[Fragmento]

Es decir, la embolia genera el sentimiento de vergüenza e inferioridad. Fue el “descubrimiento”, el hecho histórico con sus instituciones, mecanismos, dispositivos, prácticas, etc., el que epidermiza el obstáculo llamado embolia que nos atrofia la expresión y que avasalla nuestra autovaloración y percepción creándonos el sentimiento de autodesprecio y, concomitantemente, de esnobismo por lo europeo. El hecho de haber sido “descubiertos” influye en la capacidad valorativa, determinándola, pues “todo lo nuestro es malo”, y todo “lo europeo es bueno”. El efecto del descubrimiento es que genera vergüenza en los sujetos racializados que ahora entienden la dimensión histórica del trauma que padecen. Dice el antioqueño:
“Creemos que esto será un gran continente el día que bebamos whisky, el día en que adoptemos las inversiones sexuales de allá, el día en que hablemos inglés o francés, el día en que nuestros pueblos se rijan por leyes europeas”.
El efecto de esta embolia es la simulación y, como consecuencia de ella, la imitación y la repetición, tal como anotaba también Gutiérrez Girardot bajo el concepto dariano de “rastacuerismo”. El simulador es un rastacuero que pretende ser lo que no es, que se muestra y se escenifica socialmente para aparentar. El simulador es vacío, es vanidoso, vacuo, por eso llena esa oquedad con lo que imita y toma de otros: “El vanidoso simula y sus manifestaciones o formas carecen de la gracia vital”. Eso es lo que González entiende cuando dice que el suramericano está caracterizado por la vanidad:
“poque somos hijos de padres humillados por Europa, simulamos europeísmo, exageramos lo europeo. Nuestra personalidad es vana. Por eso Suramérica no vale nada”.
De ahí que tomamos prestados “vestidos ajenos” y no creamos ni aportamos nada al mundo, a la cultura. El rastacuero no crea, es un recién venido que, para hacerse tomar en serio, para mostrar alguna valía en sociedad, imposta, es un impostor.
Estas ideas de González tienen plena vigencia en la actualidad, donde la sociedad latinoamericana aún padece lo que llamo las herencias coloniales de larga duración como el racismo, el clasismo, el elitismo, el complejo de inferioridad, el colonialismo intelectual y el fetichismo y el esnobismo por la cultura euroamericana. De ahí la necesidad de superar ese complejo (y las múltiples y nocivas herencias) como lo recomendaba el mismo pensador antioqueño.
Y, finalmente, ¿no padecen los cuerpos negros, incluidos el de la vicepresidenta, esas derivas afectivas del desprecio social, de esos desprecios que matan, y que confirman que el racismo es en Colombia, en América Latina, y en el mundo, una herencia colonial no aislable de los imperialismos y colonialismos de diverso cuño, y que hoy se reproduce con otros etnicismos y sus consecuencias nefastas para la vida de los personas, de esos Otros considerados superfluos?

[/Fragmento]
[Datos proporcionados]

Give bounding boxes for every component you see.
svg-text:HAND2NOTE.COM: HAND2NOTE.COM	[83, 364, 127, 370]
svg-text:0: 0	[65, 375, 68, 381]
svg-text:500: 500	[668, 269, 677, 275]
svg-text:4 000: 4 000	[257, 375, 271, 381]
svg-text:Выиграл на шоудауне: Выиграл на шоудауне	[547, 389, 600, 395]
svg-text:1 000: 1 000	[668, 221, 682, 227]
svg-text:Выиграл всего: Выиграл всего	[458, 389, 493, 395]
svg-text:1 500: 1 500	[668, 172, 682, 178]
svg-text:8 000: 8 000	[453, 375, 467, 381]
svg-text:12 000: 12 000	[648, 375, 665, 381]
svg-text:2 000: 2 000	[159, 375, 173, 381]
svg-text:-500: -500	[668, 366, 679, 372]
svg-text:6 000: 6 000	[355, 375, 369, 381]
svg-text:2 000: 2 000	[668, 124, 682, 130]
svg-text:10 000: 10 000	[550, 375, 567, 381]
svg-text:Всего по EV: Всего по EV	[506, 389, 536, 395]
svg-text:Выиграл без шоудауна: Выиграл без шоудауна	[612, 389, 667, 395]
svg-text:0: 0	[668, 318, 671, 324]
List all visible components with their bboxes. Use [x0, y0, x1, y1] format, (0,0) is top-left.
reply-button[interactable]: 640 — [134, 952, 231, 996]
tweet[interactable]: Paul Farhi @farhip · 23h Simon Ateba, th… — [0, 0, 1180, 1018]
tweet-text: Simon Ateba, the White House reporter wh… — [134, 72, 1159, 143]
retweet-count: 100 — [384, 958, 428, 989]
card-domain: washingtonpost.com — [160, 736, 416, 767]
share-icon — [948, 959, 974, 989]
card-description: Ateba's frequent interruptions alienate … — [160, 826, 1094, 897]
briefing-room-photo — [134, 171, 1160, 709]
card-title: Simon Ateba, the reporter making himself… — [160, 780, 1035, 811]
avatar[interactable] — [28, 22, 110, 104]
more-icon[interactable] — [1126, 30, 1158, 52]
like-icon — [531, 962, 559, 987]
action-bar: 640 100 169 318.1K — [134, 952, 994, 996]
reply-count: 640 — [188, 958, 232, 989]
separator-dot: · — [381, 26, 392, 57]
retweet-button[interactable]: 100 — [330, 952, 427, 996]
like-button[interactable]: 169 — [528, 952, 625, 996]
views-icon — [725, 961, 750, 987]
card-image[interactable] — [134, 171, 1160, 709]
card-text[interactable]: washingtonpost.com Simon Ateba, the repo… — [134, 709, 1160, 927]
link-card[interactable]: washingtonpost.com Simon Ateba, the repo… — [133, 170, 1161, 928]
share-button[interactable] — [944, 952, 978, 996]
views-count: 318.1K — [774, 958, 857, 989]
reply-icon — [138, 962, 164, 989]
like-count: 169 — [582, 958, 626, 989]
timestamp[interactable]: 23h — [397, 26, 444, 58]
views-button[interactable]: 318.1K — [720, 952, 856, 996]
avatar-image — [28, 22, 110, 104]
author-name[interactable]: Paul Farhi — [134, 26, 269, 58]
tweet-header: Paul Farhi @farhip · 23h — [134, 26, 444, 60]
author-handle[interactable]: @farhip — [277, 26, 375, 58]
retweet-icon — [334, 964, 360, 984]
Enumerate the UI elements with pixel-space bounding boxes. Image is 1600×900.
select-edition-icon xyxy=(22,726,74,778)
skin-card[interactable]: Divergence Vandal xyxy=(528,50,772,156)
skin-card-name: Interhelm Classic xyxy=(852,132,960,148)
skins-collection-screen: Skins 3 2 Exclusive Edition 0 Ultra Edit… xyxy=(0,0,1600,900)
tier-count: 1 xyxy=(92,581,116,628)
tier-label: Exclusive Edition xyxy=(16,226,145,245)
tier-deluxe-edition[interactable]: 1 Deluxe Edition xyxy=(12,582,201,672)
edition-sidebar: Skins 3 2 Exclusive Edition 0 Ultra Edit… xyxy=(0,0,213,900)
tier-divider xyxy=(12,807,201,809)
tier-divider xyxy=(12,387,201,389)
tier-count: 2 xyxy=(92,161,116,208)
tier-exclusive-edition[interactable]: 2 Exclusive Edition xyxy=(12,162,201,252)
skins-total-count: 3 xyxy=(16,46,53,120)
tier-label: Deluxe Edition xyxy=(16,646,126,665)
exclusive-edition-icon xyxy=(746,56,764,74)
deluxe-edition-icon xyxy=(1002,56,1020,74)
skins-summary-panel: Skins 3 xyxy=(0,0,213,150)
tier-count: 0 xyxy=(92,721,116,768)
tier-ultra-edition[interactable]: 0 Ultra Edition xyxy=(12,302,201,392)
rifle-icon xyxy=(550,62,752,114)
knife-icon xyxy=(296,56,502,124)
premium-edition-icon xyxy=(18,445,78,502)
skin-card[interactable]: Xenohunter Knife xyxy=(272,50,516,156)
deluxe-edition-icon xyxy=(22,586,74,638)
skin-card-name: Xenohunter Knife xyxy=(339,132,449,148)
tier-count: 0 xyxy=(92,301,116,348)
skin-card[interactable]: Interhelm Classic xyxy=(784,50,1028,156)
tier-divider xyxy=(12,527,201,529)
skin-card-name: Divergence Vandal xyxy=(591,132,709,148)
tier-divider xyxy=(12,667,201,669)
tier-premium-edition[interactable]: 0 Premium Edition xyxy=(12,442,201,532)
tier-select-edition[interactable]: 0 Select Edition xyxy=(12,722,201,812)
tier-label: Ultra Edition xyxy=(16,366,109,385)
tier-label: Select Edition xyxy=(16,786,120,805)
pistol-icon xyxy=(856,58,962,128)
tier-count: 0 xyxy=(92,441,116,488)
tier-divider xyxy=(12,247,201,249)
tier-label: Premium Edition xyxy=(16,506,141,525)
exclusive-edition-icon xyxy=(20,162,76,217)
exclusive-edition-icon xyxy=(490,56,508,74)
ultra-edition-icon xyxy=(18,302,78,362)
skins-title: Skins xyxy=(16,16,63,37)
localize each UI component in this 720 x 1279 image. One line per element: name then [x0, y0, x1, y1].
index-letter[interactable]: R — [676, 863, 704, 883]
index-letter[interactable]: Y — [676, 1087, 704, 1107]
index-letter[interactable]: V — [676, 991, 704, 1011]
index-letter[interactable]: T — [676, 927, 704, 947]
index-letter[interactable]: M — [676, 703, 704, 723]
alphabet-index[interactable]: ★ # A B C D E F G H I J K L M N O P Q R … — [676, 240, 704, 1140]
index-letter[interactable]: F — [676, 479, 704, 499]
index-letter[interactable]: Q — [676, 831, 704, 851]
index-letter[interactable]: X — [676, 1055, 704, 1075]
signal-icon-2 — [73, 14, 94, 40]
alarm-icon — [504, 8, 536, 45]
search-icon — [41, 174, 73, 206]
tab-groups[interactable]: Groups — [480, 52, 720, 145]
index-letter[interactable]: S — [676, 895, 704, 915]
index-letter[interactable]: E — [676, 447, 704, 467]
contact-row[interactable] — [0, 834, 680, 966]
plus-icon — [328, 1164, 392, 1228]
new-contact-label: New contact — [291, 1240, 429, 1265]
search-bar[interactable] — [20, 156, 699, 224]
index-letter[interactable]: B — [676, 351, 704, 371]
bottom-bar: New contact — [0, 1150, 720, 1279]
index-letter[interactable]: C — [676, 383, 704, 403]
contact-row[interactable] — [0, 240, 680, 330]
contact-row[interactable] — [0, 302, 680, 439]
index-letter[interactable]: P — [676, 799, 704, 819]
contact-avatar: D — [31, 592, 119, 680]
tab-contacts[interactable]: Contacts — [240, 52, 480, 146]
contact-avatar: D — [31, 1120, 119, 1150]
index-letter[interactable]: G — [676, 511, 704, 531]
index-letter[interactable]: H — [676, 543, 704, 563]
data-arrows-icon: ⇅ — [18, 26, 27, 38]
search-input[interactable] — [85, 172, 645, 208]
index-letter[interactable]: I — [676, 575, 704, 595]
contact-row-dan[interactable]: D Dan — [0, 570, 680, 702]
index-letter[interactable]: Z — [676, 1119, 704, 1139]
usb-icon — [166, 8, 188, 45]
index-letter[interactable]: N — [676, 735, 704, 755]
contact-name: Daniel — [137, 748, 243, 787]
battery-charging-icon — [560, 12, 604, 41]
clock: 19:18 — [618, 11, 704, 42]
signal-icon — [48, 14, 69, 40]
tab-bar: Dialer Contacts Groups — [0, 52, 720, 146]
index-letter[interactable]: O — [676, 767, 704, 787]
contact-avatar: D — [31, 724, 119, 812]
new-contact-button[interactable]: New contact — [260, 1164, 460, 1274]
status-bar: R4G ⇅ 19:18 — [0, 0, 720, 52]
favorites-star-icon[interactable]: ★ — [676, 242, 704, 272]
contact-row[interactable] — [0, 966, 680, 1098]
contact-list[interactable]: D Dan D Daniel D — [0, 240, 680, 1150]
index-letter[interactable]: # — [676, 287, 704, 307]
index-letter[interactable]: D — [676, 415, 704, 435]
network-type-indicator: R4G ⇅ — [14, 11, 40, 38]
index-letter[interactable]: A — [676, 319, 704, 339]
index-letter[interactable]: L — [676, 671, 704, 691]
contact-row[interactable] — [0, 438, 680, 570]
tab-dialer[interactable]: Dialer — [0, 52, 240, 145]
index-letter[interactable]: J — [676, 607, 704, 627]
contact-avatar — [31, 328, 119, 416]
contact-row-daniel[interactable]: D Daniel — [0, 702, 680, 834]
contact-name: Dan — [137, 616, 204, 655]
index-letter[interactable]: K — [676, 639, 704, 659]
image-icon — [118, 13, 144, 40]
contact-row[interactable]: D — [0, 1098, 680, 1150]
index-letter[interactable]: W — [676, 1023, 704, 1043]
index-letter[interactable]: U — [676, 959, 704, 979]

[/Datos proporcionados]

__Enunciado del ejercicio__.
Responde, según el fragmento sobre la embolia y la simulación:
(a) ¿Qué sentimiento genera la embolia?
(b) ¿Bajo qué concepto anotaba Gutiérrez Girardot la imitación y la repetición?
(c) ¿Por qué rasgo, según González, está caracterizado el suramericano?
Los ítems no hacen falta para resolver nada.

__Respuesta al ejercicio__.
(a) El sentimiento de vergüenza e inferioridad.
(b) Bajo el concepto dariano de "rastacuerismo".
(c) Por la vanidad.